Count every line that has the word "color" in it; give no more than the number.

━━━ Stored data ━━━

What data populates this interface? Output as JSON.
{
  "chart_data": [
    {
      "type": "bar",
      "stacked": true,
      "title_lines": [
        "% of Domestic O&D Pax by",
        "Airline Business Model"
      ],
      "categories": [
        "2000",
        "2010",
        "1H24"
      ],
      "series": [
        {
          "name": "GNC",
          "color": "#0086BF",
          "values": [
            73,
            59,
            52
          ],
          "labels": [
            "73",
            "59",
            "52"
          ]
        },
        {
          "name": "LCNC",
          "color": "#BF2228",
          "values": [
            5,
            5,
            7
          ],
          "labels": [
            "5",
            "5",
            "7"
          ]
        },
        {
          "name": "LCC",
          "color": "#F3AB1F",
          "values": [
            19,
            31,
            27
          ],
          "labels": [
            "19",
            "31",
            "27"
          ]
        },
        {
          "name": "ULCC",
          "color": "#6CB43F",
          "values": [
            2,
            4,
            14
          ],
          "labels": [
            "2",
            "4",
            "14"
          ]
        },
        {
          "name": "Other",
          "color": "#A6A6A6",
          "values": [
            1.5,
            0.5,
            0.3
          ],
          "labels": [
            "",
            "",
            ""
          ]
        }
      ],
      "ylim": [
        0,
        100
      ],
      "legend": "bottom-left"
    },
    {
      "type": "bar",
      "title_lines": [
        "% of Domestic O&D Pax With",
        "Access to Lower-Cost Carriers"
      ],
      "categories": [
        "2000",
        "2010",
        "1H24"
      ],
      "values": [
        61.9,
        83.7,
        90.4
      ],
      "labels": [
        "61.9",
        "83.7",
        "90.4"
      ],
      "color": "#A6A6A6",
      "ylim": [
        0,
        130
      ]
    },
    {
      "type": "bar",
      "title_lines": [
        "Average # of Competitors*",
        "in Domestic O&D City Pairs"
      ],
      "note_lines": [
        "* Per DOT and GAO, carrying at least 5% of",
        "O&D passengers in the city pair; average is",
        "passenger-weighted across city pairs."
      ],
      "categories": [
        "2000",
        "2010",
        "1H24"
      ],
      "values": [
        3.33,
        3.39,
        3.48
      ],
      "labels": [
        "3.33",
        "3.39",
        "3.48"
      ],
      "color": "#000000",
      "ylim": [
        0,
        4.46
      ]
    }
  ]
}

━━━

- Finished task
7